### Exercise:
Check every line below for the word "prix" and show those that hold it.

### Data listing:
start

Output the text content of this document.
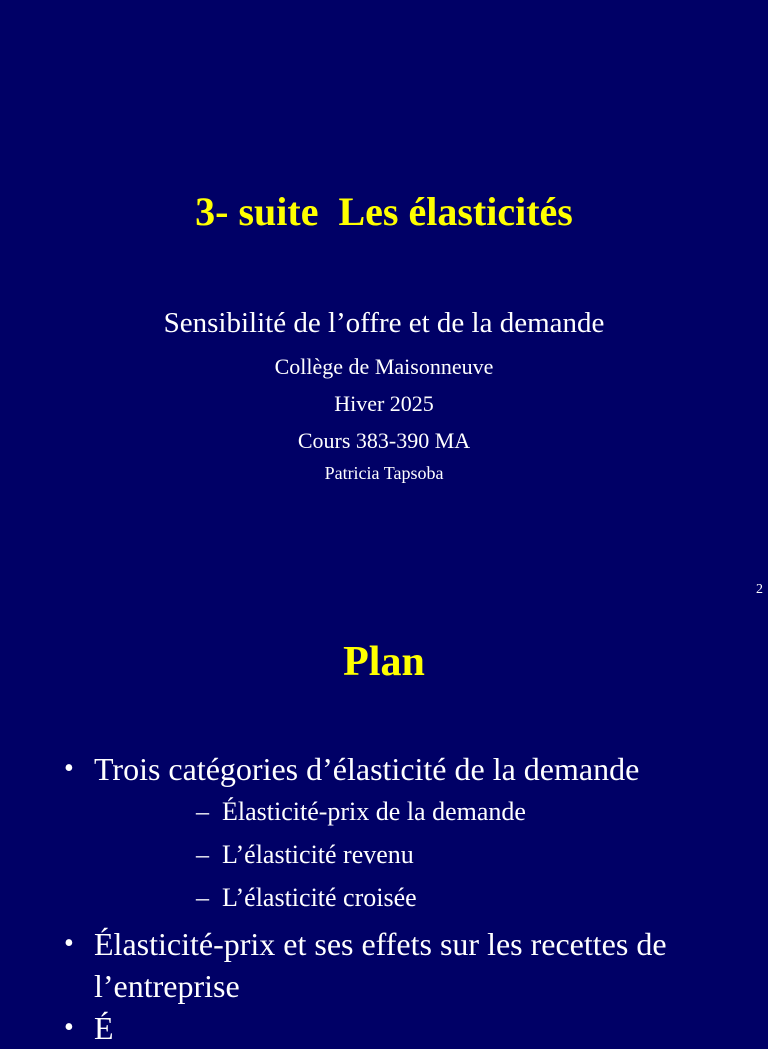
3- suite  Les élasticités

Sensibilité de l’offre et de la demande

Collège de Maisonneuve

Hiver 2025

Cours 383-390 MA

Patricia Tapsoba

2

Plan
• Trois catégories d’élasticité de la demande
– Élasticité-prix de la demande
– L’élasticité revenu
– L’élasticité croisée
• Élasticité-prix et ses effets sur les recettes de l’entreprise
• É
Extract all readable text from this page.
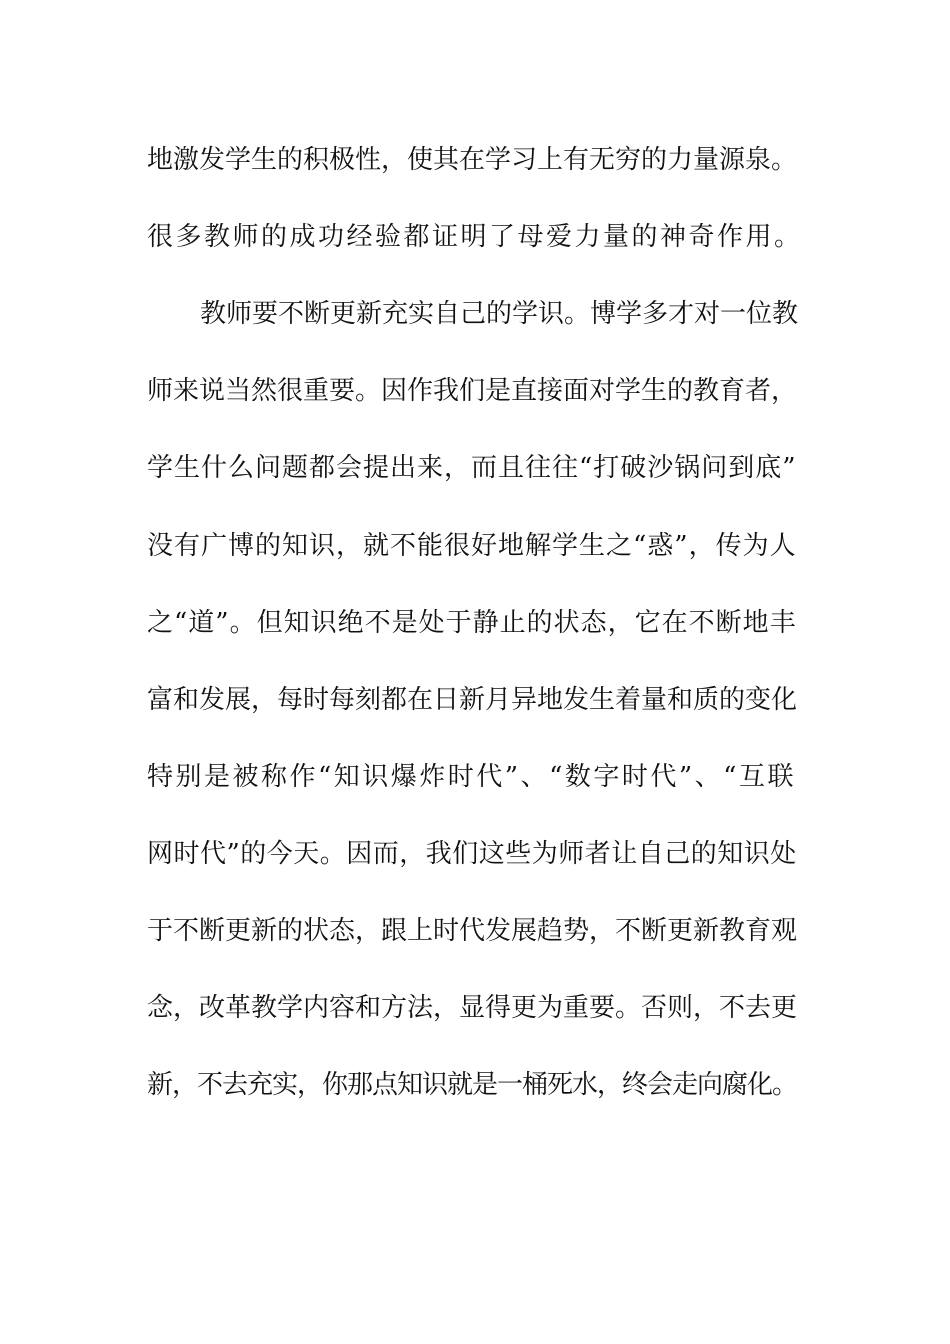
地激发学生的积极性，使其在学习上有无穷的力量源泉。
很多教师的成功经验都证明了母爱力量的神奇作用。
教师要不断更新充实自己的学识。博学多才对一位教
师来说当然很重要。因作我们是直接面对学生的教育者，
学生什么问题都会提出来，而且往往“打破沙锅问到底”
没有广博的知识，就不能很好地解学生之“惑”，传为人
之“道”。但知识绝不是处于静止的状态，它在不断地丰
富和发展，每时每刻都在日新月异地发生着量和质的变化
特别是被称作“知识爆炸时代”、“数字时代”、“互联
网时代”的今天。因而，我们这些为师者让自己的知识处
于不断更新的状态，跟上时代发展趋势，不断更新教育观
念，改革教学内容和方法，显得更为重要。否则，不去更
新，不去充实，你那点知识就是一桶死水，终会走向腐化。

end

### Output of the task:
– Élasticité-prix de la demande
• Élasticité-prix et ses effets sur les recettes de l’entreprise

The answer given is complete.